- **Task 1**
Translate this sentence from the passage on joint hypermobility into Spanish: "The least frequently observed hypermobile joint was the elbow in our study."
- **Task 2**
Write a continuation of the passage on joint hypermobility that picks up after its final sentence.

The frequency of joints with hypermobility in the Beighton scoring system varies in studies. El-Garf et al. (25) reported that the most frequently observed hypermobile joint was the finger joint, and the least frequently observed hypermobile joint was knee joint in 997 children in Egypt. Lamari et al. (26) and Silman et al. (27) indicated that the most frequently observed hypermobile joint was finger joint in children and adolescents. Adib et al. (28) indicated that the most frequently observed hypermobile joint the knee joint in children. In our study, 160 of 378 (42.32%) children rested easily on the floor with the palms of the hands with forward flexion of the trunk and with knees straight, and they scored points from this criterion in the Beighton score. The least frequently observed hypermobile joint was the elbow in our study. The apposition of the thumb was found in 90 (23.8%) children, passive hyperextension of the little finger in 118 (31.2%) children, hyperextension of the elbow in 85 (22.48%) children, and hyperextension of knee in 108 (28.5%) children; all these score points in the test.

- **Entries provided**
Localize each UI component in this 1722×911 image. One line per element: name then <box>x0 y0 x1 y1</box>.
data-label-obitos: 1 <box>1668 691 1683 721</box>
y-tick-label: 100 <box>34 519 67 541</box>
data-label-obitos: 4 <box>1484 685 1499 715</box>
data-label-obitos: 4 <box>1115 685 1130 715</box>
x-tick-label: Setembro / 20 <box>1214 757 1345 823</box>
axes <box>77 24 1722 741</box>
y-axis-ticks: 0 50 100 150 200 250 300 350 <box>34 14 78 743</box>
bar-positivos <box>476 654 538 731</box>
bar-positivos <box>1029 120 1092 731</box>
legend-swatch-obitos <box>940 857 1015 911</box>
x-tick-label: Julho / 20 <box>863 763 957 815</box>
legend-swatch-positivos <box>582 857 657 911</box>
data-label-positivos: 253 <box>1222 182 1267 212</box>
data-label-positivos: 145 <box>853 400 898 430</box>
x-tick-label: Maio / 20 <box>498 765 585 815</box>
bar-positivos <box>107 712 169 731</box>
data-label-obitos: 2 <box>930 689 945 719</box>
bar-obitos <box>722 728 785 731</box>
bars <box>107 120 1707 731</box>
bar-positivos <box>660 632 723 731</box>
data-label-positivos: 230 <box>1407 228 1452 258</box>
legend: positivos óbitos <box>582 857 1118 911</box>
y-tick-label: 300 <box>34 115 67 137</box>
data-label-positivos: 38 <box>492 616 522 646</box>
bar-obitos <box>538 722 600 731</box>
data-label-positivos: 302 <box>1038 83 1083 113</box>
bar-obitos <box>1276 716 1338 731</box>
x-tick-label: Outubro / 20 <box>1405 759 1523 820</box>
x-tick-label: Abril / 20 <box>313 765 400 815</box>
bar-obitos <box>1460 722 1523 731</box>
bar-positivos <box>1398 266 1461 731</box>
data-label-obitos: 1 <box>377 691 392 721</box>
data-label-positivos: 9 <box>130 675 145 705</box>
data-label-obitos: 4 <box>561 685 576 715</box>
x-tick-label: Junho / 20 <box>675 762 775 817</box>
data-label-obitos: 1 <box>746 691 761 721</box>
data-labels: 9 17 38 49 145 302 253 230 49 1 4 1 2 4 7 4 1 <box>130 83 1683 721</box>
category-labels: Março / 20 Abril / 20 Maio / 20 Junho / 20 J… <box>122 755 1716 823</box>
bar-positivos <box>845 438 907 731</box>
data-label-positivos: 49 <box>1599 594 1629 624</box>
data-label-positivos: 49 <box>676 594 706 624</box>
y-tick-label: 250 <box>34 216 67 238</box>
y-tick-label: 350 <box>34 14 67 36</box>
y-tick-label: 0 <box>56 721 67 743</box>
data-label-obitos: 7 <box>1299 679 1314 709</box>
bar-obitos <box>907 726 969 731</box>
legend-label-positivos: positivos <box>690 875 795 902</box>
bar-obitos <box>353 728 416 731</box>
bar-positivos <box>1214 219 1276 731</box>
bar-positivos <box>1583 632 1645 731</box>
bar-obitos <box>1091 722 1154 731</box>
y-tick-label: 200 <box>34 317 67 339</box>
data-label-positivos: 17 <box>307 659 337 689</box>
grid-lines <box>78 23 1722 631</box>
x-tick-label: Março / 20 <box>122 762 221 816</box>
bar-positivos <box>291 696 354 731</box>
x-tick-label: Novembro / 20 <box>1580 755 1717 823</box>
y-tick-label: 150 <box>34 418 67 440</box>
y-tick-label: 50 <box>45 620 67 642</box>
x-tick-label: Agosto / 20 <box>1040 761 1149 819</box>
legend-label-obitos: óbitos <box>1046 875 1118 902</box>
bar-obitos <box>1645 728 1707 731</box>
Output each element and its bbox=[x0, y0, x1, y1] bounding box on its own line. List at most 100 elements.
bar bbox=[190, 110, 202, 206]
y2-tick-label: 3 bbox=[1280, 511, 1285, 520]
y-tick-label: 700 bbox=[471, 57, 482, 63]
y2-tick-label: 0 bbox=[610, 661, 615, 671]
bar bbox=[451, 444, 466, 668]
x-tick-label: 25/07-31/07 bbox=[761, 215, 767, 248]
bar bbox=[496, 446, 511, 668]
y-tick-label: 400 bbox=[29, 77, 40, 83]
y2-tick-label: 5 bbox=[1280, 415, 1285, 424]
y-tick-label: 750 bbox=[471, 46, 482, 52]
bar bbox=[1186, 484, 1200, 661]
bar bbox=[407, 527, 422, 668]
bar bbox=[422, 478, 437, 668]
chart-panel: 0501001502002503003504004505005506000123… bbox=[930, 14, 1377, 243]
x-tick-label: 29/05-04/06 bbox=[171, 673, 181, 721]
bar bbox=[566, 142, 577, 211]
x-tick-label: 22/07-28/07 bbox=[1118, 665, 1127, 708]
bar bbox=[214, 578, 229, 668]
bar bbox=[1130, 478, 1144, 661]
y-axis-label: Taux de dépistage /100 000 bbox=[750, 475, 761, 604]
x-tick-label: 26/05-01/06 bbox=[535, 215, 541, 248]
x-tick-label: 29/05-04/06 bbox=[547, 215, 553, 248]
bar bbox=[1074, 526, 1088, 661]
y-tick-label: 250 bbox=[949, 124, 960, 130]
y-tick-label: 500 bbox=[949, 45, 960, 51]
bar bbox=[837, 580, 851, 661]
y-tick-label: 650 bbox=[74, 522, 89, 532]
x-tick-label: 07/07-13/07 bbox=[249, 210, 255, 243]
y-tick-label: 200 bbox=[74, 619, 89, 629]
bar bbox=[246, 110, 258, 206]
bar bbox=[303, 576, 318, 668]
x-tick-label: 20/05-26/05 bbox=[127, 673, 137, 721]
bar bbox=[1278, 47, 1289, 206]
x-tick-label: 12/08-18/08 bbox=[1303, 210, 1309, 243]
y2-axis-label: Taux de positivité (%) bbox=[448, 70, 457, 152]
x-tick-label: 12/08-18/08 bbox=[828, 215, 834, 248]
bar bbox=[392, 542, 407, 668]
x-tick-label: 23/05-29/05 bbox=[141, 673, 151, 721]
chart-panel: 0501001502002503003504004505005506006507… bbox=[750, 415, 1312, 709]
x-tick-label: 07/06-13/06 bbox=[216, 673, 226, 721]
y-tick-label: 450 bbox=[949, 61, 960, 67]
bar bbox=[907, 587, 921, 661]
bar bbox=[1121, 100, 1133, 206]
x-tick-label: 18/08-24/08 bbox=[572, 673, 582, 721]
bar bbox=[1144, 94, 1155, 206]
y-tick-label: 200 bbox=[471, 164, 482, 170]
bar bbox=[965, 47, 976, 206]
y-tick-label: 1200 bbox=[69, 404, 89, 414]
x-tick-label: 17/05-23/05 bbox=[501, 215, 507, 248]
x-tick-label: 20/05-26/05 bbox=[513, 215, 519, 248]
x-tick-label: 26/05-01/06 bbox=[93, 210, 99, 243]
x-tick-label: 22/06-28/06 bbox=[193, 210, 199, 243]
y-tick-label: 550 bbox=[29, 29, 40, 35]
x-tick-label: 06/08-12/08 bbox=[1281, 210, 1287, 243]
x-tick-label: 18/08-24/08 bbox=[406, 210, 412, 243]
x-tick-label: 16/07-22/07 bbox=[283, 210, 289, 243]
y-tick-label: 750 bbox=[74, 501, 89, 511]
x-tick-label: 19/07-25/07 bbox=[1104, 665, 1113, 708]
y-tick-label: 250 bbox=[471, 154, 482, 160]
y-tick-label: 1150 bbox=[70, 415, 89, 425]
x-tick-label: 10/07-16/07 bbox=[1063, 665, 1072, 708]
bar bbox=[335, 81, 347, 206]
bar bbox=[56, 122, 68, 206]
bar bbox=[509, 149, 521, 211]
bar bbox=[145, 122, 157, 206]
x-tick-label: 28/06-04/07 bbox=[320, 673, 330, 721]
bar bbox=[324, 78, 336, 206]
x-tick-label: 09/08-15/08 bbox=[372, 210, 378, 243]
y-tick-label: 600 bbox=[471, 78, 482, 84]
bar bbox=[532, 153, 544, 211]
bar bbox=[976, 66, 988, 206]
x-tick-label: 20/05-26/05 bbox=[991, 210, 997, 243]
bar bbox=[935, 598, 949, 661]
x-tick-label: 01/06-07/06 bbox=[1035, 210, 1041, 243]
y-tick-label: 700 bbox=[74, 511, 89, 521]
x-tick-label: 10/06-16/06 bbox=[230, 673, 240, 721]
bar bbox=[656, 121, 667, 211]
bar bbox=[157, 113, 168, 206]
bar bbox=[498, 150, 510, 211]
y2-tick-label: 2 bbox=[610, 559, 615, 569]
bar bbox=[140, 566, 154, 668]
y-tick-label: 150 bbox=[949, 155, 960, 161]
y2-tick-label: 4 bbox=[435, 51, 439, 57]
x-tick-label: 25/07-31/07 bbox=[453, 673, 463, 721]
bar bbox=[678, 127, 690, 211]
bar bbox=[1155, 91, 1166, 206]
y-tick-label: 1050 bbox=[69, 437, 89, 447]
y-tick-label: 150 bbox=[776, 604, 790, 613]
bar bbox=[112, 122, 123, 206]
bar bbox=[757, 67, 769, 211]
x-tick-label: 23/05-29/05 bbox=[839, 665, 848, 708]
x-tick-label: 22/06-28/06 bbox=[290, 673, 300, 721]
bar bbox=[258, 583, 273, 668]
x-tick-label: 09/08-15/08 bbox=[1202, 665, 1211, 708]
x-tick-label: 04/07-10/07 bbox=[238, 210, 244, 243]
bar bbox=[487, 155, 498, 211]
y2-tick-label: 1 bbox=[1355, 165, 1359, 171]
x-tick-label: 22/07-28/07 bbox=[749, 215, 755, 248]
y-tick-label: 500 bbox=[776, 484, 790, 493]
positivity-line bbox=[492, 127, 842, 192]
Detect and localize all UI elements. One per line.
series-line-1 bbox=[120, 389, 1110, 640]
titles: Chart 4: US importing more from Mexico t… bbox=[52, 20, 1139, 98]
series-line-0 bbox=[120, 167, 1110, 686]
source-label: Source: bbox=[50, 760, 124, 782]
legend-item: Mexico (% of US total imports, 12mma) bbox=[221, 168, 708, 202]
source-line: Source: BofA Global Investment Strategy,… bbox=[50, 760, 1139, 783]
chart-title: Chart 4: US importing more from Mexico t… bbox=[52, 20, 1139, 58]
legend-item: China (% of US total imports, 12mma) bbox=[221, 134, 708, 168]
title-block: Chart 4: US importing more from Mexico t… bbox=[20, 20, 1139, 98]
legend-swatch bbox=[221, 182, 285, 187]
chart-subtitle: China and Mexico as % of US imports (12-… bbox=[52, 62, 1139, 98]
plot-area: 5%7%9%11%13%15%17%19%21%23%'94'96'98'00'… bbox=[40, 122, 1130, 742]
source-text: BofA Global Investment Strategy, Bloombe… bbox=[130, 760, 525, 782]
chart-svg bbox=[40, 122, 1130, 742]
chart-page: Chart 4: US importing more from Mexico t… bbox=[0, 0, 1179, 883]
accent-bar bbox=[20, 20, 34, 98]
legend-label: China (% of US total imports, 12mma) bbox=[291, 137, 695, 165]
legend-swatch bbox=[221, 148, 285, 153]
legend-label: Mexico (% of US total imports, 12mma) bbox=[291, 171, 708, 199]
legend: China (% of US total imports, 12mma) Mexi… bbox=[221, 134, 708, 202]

- **Written response 1**
La articulación hipermóvil observada con menor frecuencia en nuestro estudio fue el codo.

- **Written response 2**
The validity and reliability of the Turkish PedsQL 4 was tested in 2008 by Çakın Memik et al. (29). The total score, psychosocial score and physical health score did not differ significantly between the 3 groups in our study. When we examined each question, we found that the 4th question (Is it hard for me to lift something heavy?) of the “My Health and My Activities” section, which examines physical health, was the question with lowest average score in all three groups. Çakın Memik et al. (29) also encountered this finding and stated that this could be because the child perceived to be carrying more weight than the weight they could lift. The average score of the last question about school functionality (Are there times you can’t go to school because you go to doctor or hospital?) was lower than other questions in all 3 groups. It was stated that this could be because the child perceived as they could not go to school when they became sick.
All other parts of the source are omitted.